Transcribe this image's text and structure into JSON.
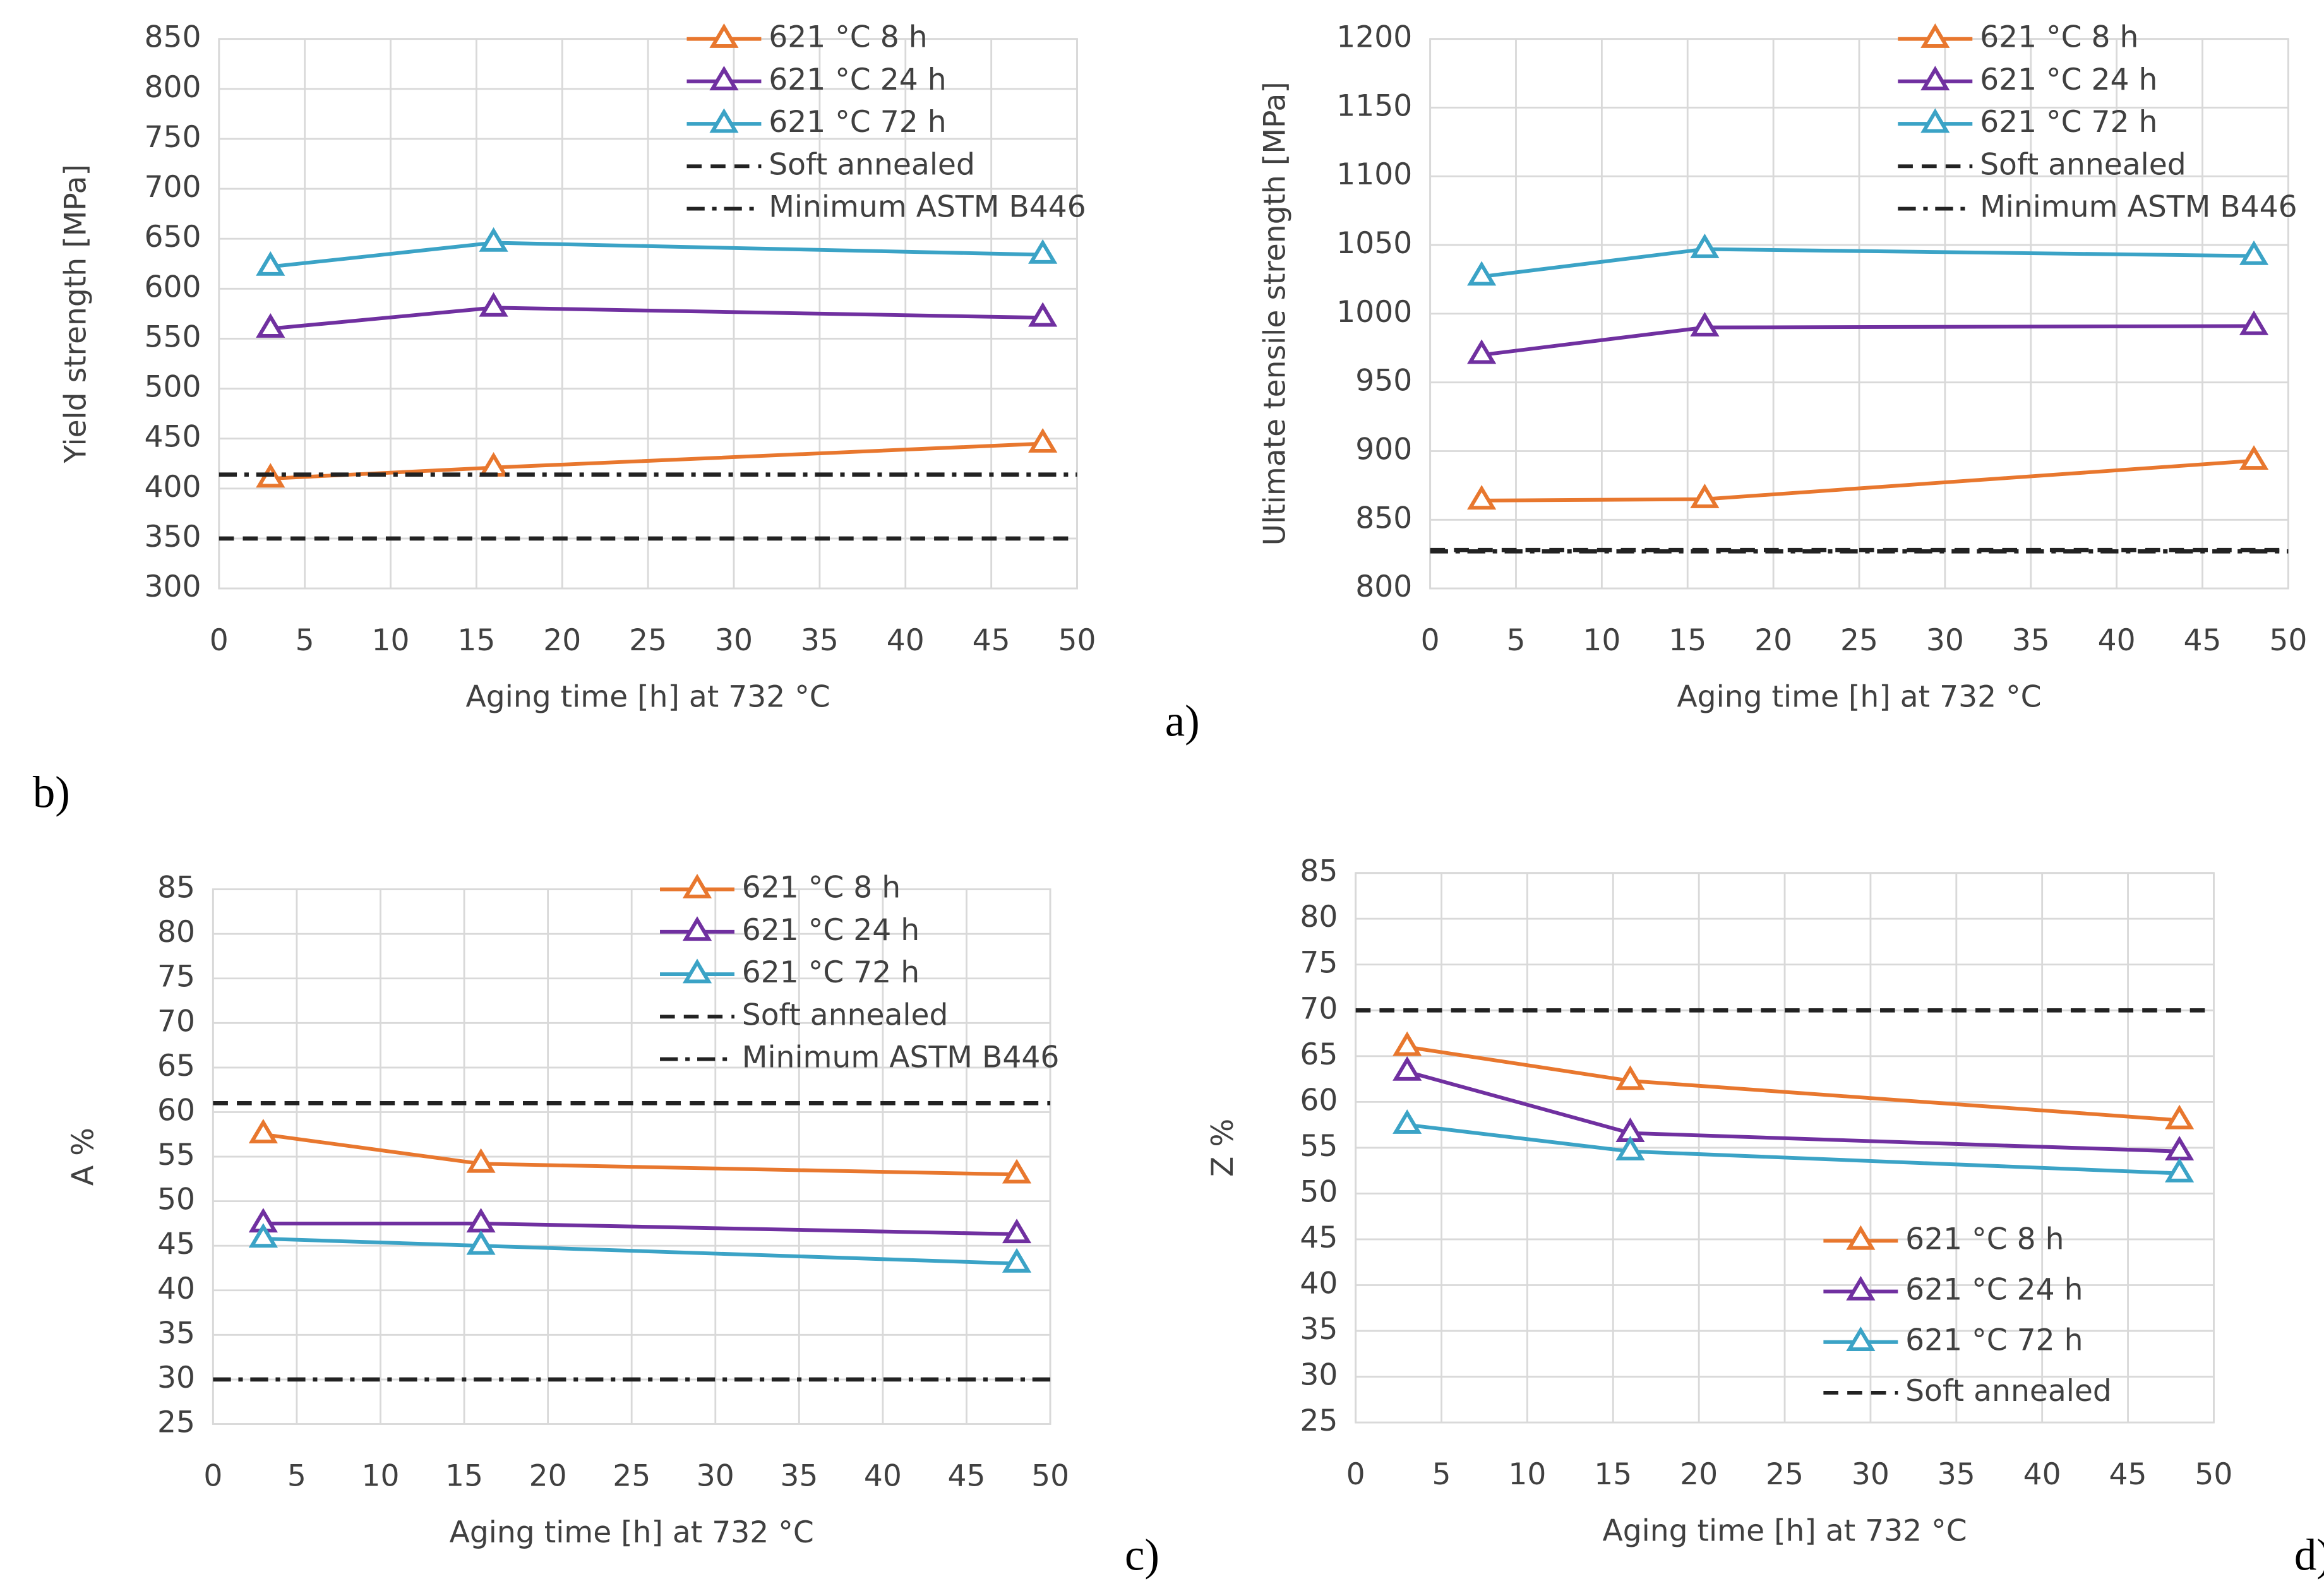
{
  "chart_data": [
    {
      "type": "line",
      "panel_label": "a)",
      "xlabel": "Aging time [h] at 732  °C",
      "ylabel": "Yield strength [MPa]",
      "xlim": [
        0,
        50
      ],
      "xticks": [
        0,
        5,
        10,
        15,
        20,
        25,
        30,
        35,
        40,
        45,
        50
      ],
      "ylim": [
        300,
        850
      ],
      "yticks": [
        300,
        350,
        400,
        450,
        500,
        550,
        600,
        650,
        700,
        750,
        800,
        850
      ],
      "grid": true,
      "legend": "upper right",
      "series": [
        {
          "name": "621 °C 8 h",
          "color": "#e8772e",
          "style": "solid",
          "marker": "triangle",
          "x": [
            3,
            16,
            48
          ],
          "values": [
            410,
            421,
            445
          ]
        },
        {
          "name": "621 °C 24 h",
          "color": "#7030a0",
          "style": "solid",
          "marker": "triangle",
          "x": [
            3,
            16,
            48
          ],
          "values": [
            560,
            581,
            571
          ]
        },
        {
          "name": "621 °C 72 h",
          "color": "#3ba3c6",
          "style": "solid",
          "marker": "triangle",
          "x": [
            3,
            16,
            48
          ],
          "values": [
            622,
            646,
            634
          ]
        },
        {
          "name": "Soft annealed",
          "color": "#222222",
          "style": "dashed",
          "marker": "none",
          "x": [
            0,
            50
          ],
          "values": [
            350,
            350
          ]
        },
        {
          "name": "Minimum ASTM B446",
          "color": "#222222",
          "style": "dashdot",
          "marker": "none",
          "x": [
            0,
            50
          ],
          "values": [
            414,
            414
          ]
        }
      ]
    },
    {
      "type": "line",
      "panel_label": "b)",
      "xlabel": "Aging time [h] at 732  °C",
      "ylabel": "Ultimate tensile strength [MPa]",
      "xlim": [
        0,
        50
      ],
      "xticks": [
        0,
        5,
        10,
        15,
        20,
        25,
        30,
        35,
        40,
        45,
        50
      ],
      "ylim": [
        800,
        1200
      ],
      "yticks": [
        800,
        850,
        900,
        950,
        1000,
        1050,
        1100,
        1150,
        1200
      ],
      "grid": true,
      "legend": "upper right",
      "series": [
        {
          "name": "621 °C 8 h",
          "color": "#e8772e",
          "style": "solid",
          "marker": "triangle",
          "x": [
            3,
            16,
            48
          ],
          "values": [
            864,
            865,
            893
          ]
        },
        {
          "name": "621 °C 24 h",
          "color": "#7030a0",
          "style": "solid",
          "marker": "triangle",
          "x": [
            3,
            16,
            48
          ],
          "values": [
            970,
            990,
            991
          ]
        },
        {
          "name": "621 °C 72 h",
          "color": "#3ba3c6",
          "style": "solid",
          "marker": "triangle",
          "x": [
            3,
            16,
            48
          ],
          "values": [
            1027,
            1047,
            1042
          ]
        },
        {
          "name": "Soft annealed",
          "color": "#222222",
          "style": "dashed",
          "marker": "none",
          "x": [
            0,
            50
          ],
          "values": [
            828,
            828
          ]
        },
        {
          "name": "Minimum ASTM B446",
          "color": "#222222",
          "style": "dashdot",
          "marker": "none",
          "x": [
            0,
            50
          ],
          "values": [
            827,
            827
          ]
        }
      ]
    },
    {
      "type": "line",
      "panel_label": "c)",
      "xlabel": "Aging time [h] at 732  °C",
      "ylabel": "A %",
      "xlim": [
        0,
        50
      ],
      "xticks": [
        0,
        5,
        10,
        15,
        20,
        25,
        30,
        35,
        40,
        45,
        50
      ],
      "ylim": [
        25,
        85
      ],
      "yticks": [
        25,
        30,
        35,
        40,
        45,
        50,
        55,
        60,
        65,
        70,
        75,
        80,
        85
      ],
      "grid": true,
      "legend": "upper right",
      "series": [
        {
          "name": "621 °C 8 h",
          "color": "#e8772e",
          "style": "solid",
          "marker": "triangle",
          "x": [
            3,
            16,
            48
          ],
          "values": [
            57.5,
            54.2,
            53
          ]
        },
        {
          "name": "621 °C 24 h",
          "color": "#7030a0",
          "style": "solid",
          "marker": "triangle",
          "x": [
            3,
            16,
            48
          ],
          "values": [
            47.5,
            47.5,
            46.3
          ]
        },
        {
          "name": "621 °C 72 h",
          "color": "#3ba3c6",
          "style": "solid",
          "marker": "triangle",
          "x": [
            3,
            16,
            48
          ],
          "values": [
            45.8,
            45,
            43
          ]
        },
        {
          "name": "Soft annealed",
          "color": "#222222",
          "style": "dashed",
          "marker": "none",
          "x": [
            0,
            50
          ],
          "values": [
            61,
            61
          ]
        },
        {
          "name": "Minimum ASTM B446",
          "color": "#222222",
          "style": "dashdot",
          "marker": "none",
          "x": [
            0,
            50
          ],
          "values": [
            30,
            30
          ]
        }
      ]
    },
    {
      "type": "line",
      "panel_label": "d)",
      "xlabel": "Aging time [h] at 732  °C",
      "ylabel": "Z %",
      "xlim": [
        0,
        50
      ],
      "xticks": [
        0,
        5,
        10,
        15,
        20,
        25,
        30,
        35,
        40,
        45,
        50
      ],
      "ylim": [
        25,
        85
      ],
      "yticks": [
        25,
        30,
        35,
        40,
        45,
        50,
        55,
        60,
        65,
        70,
        75,
        80,
        85
      ],
      "grid": true,
      "legend": "lower right",
      "series": [
        {
          "name": "621 °C 8 h",
          "color": "#e8772e",
          "style": "solid",
          "marker": "triangle",
          "x": [
            3,
            16,
            48
          ],
          "values": [
            66,
            62.3,
            58
          ]
        },
        {
          "name": "621 °C 24 h",
          "color": "#7030a0",
          "style": "solid",
          "marker": "triangle",
          "x": [
            3,
            16,
            48
          ],
          "values": [
            63.3,
            56.6,
            54.6
          ]
        },
        {
          "name": "621 °C 72 h",
          "color": "#3ba3c6",
          "style": "solid",
          "marker": "triangle",
          "x": [
            3,
            16,
            48
          ],
          "values": [
            57.5,
            54.6,
            52.2
          ]
        },
        {
          "name": "Soft annealed",
          "color": "#222222",
          "style": "dashed",
          "marker": "none",
          "x": [
            0,
            50
          ],
          "values": [
            70,
            70
          ]
        }
      ]
    }
  ]
}
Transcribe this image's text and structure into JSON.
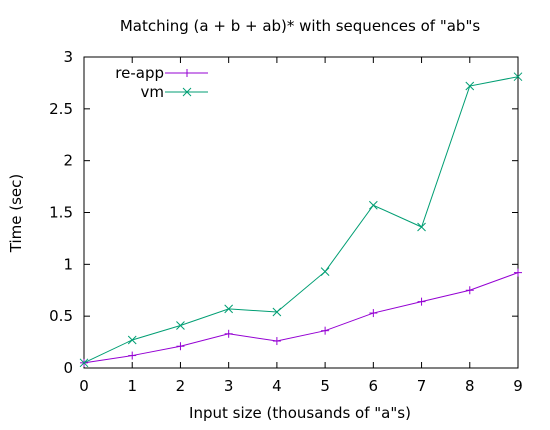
{
  "chart_data": {
    "type": "line",
    "title": "Matching (a + b + ab)* with sequences of \"ab\"s",
    "xlabel": "Input size (thousands of \"a\"s)",
    "ylabel": "Time (sec)",
    "xlim": [
      0,
      9
    ],
    "ylim": [
      0,
      3
    ],
    "x_ticks": [
      "0",
      "1",
      "2",
      "3",
      "4",
      "5",
      "6",
      "7",
      "8",
      "9"
    ],
    "y_ticks": [
      "0",
      "0.5",
      "1",
      "1.5",
      "2",
      "2.5",
      "3"
    ],
    "grid": false,
    "legend_position": "top-left",
    "x": [
      0,
      1,
      2,
      3,
      4,
      5,
      6,
      7,
      8,
      9
    ],
    "series": [
      {
        "name": "re-app",
        "color": "#9400d3",
        "marker": "plus",
        "values": [
          0.05,
          0.12,
          0.21,
          0.33,
          0.26,
          0.36,
          0.53,
          0.64,
          0.75,
          0.92
        ]
      },
      {
        "name": "vm",
        "color": "#009e73",
        "marker": "cross",
        "values": [
          0.05,
          0.27,
          0.41,
          0.57,
          0.54,
          0.93,
          1.57,
          1.36,
          2.72,
          2.81
        ]
      }
    ]
  }
}
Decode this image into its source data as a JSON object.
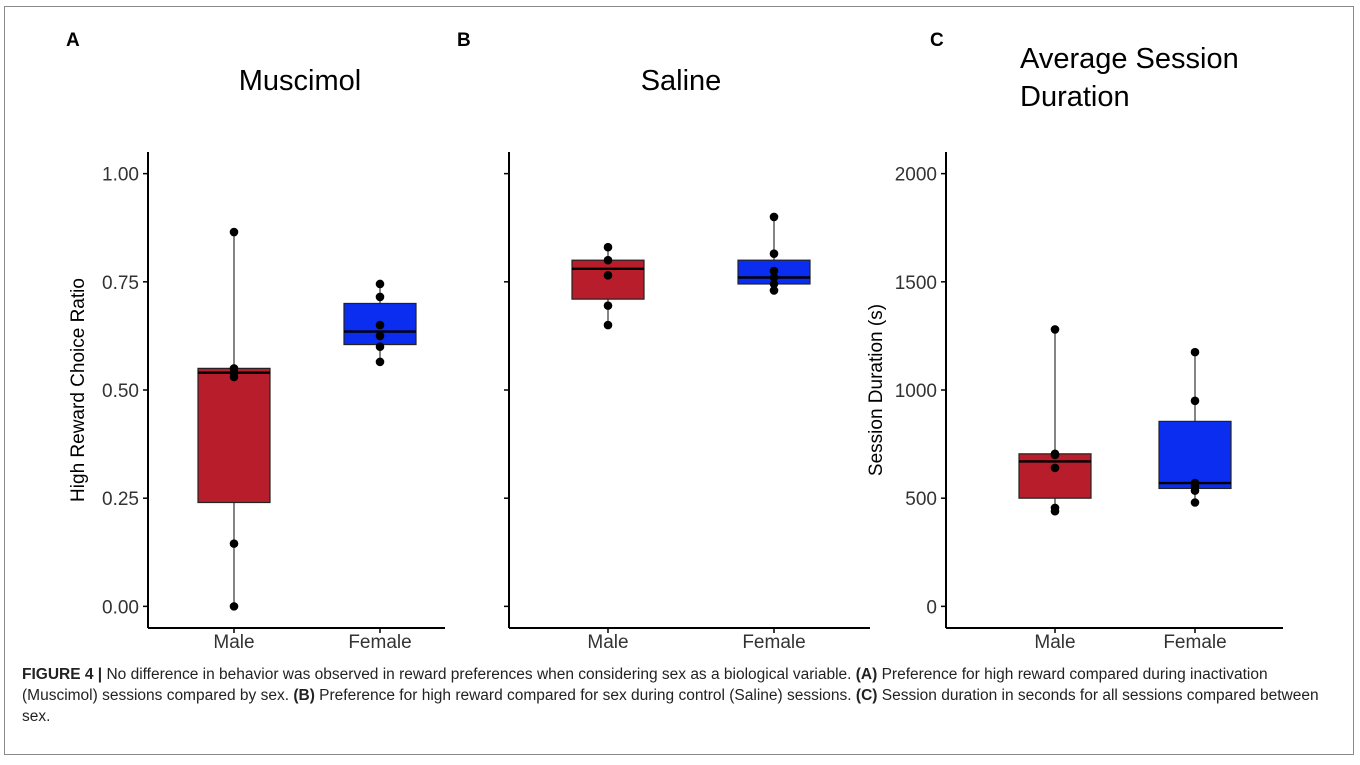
{
  "chart_data": [
    {
      "type": "box",
      "panel_letter": "A",
      "title": "Muscimol",
      "ylabel": "High Reward Choice Ratio",
      "xlabel": "",
      "ylim": [
        -0.05,
        1.05
      ],
      "yticks": [
        0.0,
        0.25,
        0.5,
        0.75,
        1.0
      ],
      "ytick_labels": [
        "0.00",
        "0.25",
        "0.50",
        "0.75",
        "1.00"
      ],
      "categories": [
        "Male",
        "Female"
      ],
      "colors": [
        "#b81d2b",
        "#0a2df0"
      ],
      "boxes": [
        {
          "min": 0.0,
          "q1": 0.24,
          "median": 0.54,
          "q3": 0.55,
          "max": 0.865
        },
        {
          "min": 0.565,
          "q1": 0.605,
          "median": 0.635,
          "q3": 0.7,
          "max": 0.745
        }
      ],
      "points": [
        [
          0.865,
          0.55,
          0.54,
          0.53,
          0.145,
          0.0
        ],
        [
          0.745,
          0.715,
          0.65,
          0.625,
          0.6,
          0.565
        ]
      ]
    },
    {
      "type": "box",
      "panel_letter": "B",
      "title": "Saline",
      "ylabel": "",
      "xlabel": "",
      "ylim": [
        -0.05,
        1.05
      ],
      "yticks": [
        0.0,
        0.25,
        0.5,
        0.75,
        1.0
      ],
      "ytick_labels": [
        "",
        "",
        "",
        "",
        ""
      ],
      "categories": [
        "Male",
        "Female"
      ],
      "colors": [
        "#b81d2b",
        "#0a2df0"
      ],
      "boxes": [
        {
          "min": 0.65,
          "q1": 0.71,
          "median": 0.78,
          "q3": 0.8,
          "max": 0.83
        },
        {
          "min": 0.73,
          "q1": 0.745,
          "median": 0.76,
          "q3": 0.8,
          "max": 0.9
        }
      ],
      "points": [
        [
          0.83,
          0.8,
          0.765,
          0.695,
          0.65
        ],
        [
          0.9,
          0.815,
          0.775,
          0.76,
          0.745,
          0.73
        ]
      ]
    },
    {
      "type": "box",
      "panel_letter": "C",
      "title": "Average Session Duration",
      "title_lines": [
        "Average Session",
        "Duration"
      ],
      "ylabel": "Session Duration (s)",
      "xlabel": "",
      "ylim": [
        -100,
        2100
      ],
      "yticks": [
        0,
        500,
        1000,
        1500,
        2000
      ],
      "ytick_labels": [
        "0",
        "500",
        "1000",
        "1500",
        "2000"
      ],
      "categories": [
        "Male",
        "Female"
      ],
      "colors": [
        "#b81d2b",
        "#0a2df0"
      ],
      "boxes": [
        {
          "min": 440,
          "q1": 500,
          "median": 670,
          "q3": 705,
          "max": 1280
        },
        {
          "min": 480,
          "q1": 545,
          "median": 570,
          "q3": 855,
          "max": 1175
        }
      ],
      "points": [
        [
          1280,
          705,
          700,
          640,
          455,
          440
        ],
        [
          1175,
          950,
          570,
          555,
          535,
          480
        ]
      ]
    }
  ],
  "caption": {
    "figure_label": "FIGURE 4 |",
    "text_1": " No difference in behavior was observed in reward preferences when considering sex as a biological variable. ",
    "ref_a": "(A)",
    "text_2": " Preference for high reward compared during inactivation (Muscimol) sessions compared by sex. ",
    "ref_b": "(B)",
    "text_3": " Preference for high reward compared for sex during control (Saline) sessions. ",
    "ref_c": "(C)",
    "text_4": " Session duration in seconds for all sessions compared between sex."
  }
}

────────────────────

> _Task brief_
Pull out all lines of the data with the string "ylabel".

> _Expected answer_
      "ylabel": "Yield strength [MPa]",
      "ylabel": "Ultimate tensile strength [MPa]",
      "ylabel": "A %",
      "ylabel": "Z %",
    "ylabel": "Time (sec)",
      "ylabel": "High Reward Choice Ratio",
      "ylabel": "",
      "ylabel": "Session Duration (s)",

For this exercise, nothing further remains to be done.